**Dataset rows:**
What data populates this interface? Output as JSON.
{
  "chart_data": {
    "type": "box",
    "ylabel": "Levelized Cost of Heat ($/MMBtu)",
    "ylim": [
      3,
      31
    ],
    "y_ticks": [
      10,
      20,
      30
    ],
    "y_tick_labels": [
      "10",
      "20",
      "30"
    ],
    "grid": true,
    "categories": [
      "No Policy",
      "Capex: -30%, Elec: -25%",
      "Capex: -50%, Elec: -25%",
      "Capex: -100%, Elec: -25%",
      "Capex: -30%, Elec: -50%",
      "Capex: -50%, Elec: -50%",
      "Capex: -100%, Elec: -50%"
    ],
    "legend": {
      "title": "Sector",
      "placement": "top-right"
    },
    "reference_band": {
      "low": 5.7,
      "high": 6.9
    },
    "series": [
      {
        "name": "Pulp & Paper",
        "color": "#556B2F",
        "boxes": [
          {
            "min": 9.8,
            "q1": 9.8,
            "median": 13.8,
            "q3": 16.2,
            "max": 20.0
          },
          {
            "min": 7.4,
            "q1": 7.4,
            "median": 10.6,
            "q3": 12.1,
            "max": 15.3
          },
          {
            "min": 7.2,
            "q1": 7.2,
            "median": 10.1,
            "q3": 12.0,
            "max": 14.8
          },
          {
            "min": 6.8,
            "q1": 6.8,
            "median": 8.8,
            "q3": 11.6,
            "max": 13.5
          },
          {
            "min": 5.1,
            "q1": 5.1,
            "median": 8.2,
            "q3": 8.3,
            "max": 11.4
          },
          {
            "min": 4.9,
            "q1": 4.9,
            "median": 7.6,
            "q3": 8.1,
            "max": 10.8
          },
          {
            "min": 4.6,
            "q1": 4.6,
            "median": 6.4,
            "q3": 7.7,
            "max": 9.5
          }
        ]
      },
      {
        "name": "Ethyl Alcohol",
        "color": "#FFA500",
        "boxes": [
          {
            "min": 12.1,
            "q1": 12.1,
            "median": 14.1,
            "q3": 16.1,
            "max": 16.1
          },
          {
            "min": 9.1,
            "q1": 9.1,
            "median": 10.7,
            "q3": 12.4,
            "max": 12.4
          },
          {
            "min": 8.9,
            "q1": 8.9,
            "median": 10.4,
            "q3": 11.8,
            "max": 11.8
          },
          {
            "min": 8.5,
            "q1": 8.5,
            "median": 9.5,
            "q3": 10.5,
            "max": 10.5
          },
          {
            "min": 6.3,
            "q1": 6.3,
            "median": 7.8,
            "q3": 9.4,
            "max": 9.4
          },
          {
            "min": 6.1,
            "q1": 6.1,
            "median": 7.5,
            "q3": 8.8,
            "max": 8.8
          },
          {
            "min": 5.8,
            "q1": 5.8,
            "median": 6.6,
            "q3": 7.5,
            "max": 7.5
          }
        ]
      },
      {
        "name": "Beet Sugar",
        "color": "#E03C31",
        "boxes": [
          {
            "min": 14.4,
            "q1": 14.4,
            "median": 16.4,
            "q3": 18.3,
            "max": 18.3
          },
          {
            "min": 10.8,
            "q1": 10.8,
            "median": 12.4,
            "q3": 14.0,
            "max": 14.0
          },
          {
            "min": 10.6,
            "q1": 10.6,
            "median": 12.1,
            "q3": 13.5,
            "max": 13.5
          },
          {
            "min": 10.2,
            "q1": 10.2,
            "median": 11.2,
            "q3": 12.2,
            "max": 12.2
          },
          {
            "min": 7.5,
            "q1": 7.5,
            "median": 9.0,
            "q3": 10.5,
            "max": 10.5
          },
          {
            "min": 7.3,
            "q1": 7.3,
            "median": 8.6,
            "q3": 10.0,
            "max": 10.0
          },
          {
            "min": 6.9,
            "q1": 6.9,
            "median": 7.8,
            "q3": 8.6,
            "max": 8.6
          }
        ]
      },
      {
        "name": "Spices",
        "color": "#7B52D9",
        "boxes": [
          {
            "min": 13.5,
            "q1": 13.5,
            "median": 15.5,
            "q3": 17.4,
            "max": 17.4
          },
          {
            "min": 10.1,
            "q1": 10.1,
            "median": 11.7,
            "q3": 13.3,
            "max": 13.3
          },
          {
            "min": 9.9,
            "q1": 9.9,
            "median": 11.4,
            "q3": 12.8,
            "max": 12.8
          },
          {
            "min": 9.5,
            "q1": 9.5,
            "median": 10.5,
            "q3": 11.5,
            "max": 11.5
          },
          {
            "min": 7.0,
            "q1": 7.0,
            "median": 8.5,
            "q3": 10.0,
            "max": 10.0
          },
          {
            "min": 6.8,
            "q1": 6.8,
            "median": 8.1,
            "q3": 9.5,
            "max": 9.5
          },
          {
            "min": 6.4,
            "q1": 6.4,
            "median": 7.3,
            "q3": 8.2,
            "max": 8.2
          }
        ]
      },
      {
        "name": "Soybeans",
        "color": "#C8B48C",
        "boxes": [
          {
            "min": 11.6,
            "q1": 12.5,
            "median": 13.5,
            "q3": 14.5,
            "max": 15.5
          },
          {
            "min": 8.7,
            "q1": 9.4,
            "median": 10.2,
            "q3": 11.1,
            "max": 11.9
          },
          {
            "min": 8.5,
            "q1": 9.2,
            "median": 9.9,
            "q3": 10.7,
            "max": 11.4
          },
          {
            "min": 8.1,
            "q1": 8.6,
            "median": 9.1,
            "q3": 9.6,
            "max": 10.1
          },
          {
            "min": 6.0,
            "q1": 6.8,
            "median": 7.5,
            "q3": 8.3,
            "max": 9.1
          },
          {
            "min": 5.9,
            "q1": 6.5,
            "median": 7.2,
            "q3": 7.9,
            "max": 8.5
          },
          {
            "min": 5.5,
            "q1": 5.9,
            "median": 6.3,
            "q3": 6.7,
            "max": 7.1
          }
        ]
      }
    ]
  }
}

**What you need to do:** Write out the material exactly as given.

**Written response:**
What data populates this interface? Output as JSON.
{
  "chart_data": {
    "type": "box",
    "ylabel": "Levelized Cost of Heat ($/MMBtu)",
    "ylim": [
      3,
      31
    ],
    "y_ticks": [
      10,
      20,
      30
    ],
    "y_tick_labels": [
      "10",
      "20",
      "30"
    ],
    "grid": true,
    "categories": [
      "No Policy",
      "Capex: -30%, Elec: -25%",
      "Capex: -50%, Elec: -25%",
      "Capex: -100%, Elec: -25%",
      "Capex: -30%, Elec: -50%",
      "Capex: -50%, Elec: -50%",
      "Capex: -100%, Elec: -50%"
    ],
    "legend": {
      "title": "Sector",
      "placement": "top-right"
    },
    "reference_band": {
      "low": 5.7,
      "high": 6.9
    },
    "series": [
      {
        "name": "Pulp & Paper",
        "color": "#556B2F",
        "boxes": [
          {
            "min": 9.8,
            "q1": 9.8,
            "median": 13.8,
            "q3": 16.2,
            "max": 20.0
          },
          {
            "min": 7.4,
            "q1": 7.4,
            "median": 10.6,
            "q3": 12.1,
            "max": 15.3
          },
          {
            "min": 7.2,
            "q1": 7.2,
            "median": 10.1,
            "q3": 12.0,
            "max": 14.8
          },
          {
            "min": 6.8,
            "q1": 6.8,
            "median": 8.8,
            "q3": 11.6,
            "max": 13.5
          },
          {
            "min": 5.1,
            "q1": 5.1,
            "median": 8.2,
            "q3": 8.3,
            "max": 11.4
          },
          {
            "min": 4.9,
            "q1": 4.9,
            "median": 7.6,
            "q3": 8.1,
            "max": 10.8
          },
          {
            "min": 4.6,
            "q1": 4.6,
            "median": 6.4,
            "q3": 7.7,
            "max": 9.5
          }
        ]
      },
      {
        "name": "Ethyl Alcohol",
        "color": "#FFA500",
        "boxes": [
          {
            "min": 12.1,
            "q1": 12.1,
            "median": 14.1,
            "q3": 16.1,
            "max": 16.1
          },
          {
            "min": 9.1,
            "q1": 9.1,
            "median": 10.7,
            "q3": 12.4,
            "max": 12.4
          },
          {
            "min": 8.9,
            "q1": 8.9,
            "median": 10.4,
            "q3": 11.8,
            "max": 11.8
          },
          {
            "min": 8.5,
            "q1": 8.5,
            "median": 9.5,
            "q3": 10.5,
            "max": 10.5
          },
          {
            "min": 6.3,
            "q1": 6.3,
            "median": 7.8,
            "q3": 9.4,
            "max": 9.4
          },
          {
            "min": 6.1,
            "q1": 6.1,
            "median": 7.5,
            "q3": 8.8,
            "max": 8.8
          },
          {
            "min": 5.8,
            "q1": 5.8,
            "median": 6.6,
            "q3": 7.5,
            "max": 7.5
          }
        ]
      },
      {
        "name": "Beet Sugar",
        "color": "#E03C31",
        "boxes": [
          {
            "min": 14.4,
            "q1": 14.4,
            "median": 16.4,
            "q3": 18.3,
            "max": 18.3
          },
          {
            "min": 10.8,
            "q1": 10.8,
            "median": 12.4,
            "q3": 14.0,
            "max": 14.0
          },
          {
            "min": 10.6,
            "q1": 10.6,
            "median": 12.1,
            "q3": 13.5,
            "max": 13.5
          },
          {
            "min": 10.2,
            "q1": 10.2,
            "median": 11.2,
            "q3": 12.2,
            "max": 12.2
          },
          {
            "min": 7.5,
            "q1": 7.5,
            "median": 9.0,
            "q3": 10.5,
            "max": 10.5
          },
          {
            "min": 7.3,
            "q1": 7.3,
            "median": 8.6,
            "q3": 10.0,
            "max": 10.0
          },
          {
            "min": 6.9,
            "q1": 6.9,
            "median": 7.8,
            "q3": 8.6,
            "max": 8.6
          }
        ]
      },
      {
        "name": "Spices",
        "color": "#7B52D9",
        "boxes": [
          {
            "min": 13.5,
            "q1": 13.5,
            "median": 15.5,
            "q3": 17.4,
            "max": 17.4
          },
          {
            "min": 10.1,
            "q1": 10.1,
            "median": 11.7,
            "q3": 13.3,
            "max": 13.3
          },
          {
            "min": 9.9,
            "q1": 9.9,
            "median": 11.4,
            "q3": 12.8,
            "max": 12.8
          },
          {
            "min": 9.5,
            "q1": 9.5,
            "median": 10.5,
            "q3": 11.5,
            "max": 11.5
          },
          {
            "min": 7.0,
            "q1": 7.0,
            "median": 8.5,
            "q3": 10.0,
            "max": 10.0
          },
          {
            "min": 6.8,
            "q1": 6.8,
            "median": 8.1,
            "q3": 9.5,
            "max": 9.5
          },
          {
            "min": 6.4,
            "q1": 6.4,
            "median": 7.3,
            "q3": 8.2,
            "max": 8.2
          }
        ]
      },
      {
        "name": "Soybeans",
        "color": "#C8B48C",
        "boxes": [
          {
            "min": 11.6,
            "q1": 12.5,
            "median": 13.5,
            "q3": 14.5,
            "max": 15.5
          },
          {
            "min": 8.7,
            "q1": 9.4,
            "median": 10.2,
            "q3": 11.1,
            "max": 11.9
          },
          {
            "min": 8.5,
            "q1": 9.2,
            "median": 9.9,
            "q3": 10.7,
            "max": 11.4
          },
          {
            "min": 8.1,
            "q1": 8.6,
            "median": 9.1,
            "q3": 9.6,
            "max": 10.1
          },
          {
            "min": 6.0,
            "q1": 6.8,
            "median": 7.5,
            "q3": 8.3,
            "max": 9.1
          },
          {
            "min": 5.9,
            "q1": 6.5,
            "median": 7.2,
            "q3": 7.9,
            "max": 8.5
          },
          {
            "min": 5.5,
            "q1": 5.9,
            "median": 6.3,
            "q3": 6.7,
            "max": 7.1
          }
        ]
      }
    ]
  }
}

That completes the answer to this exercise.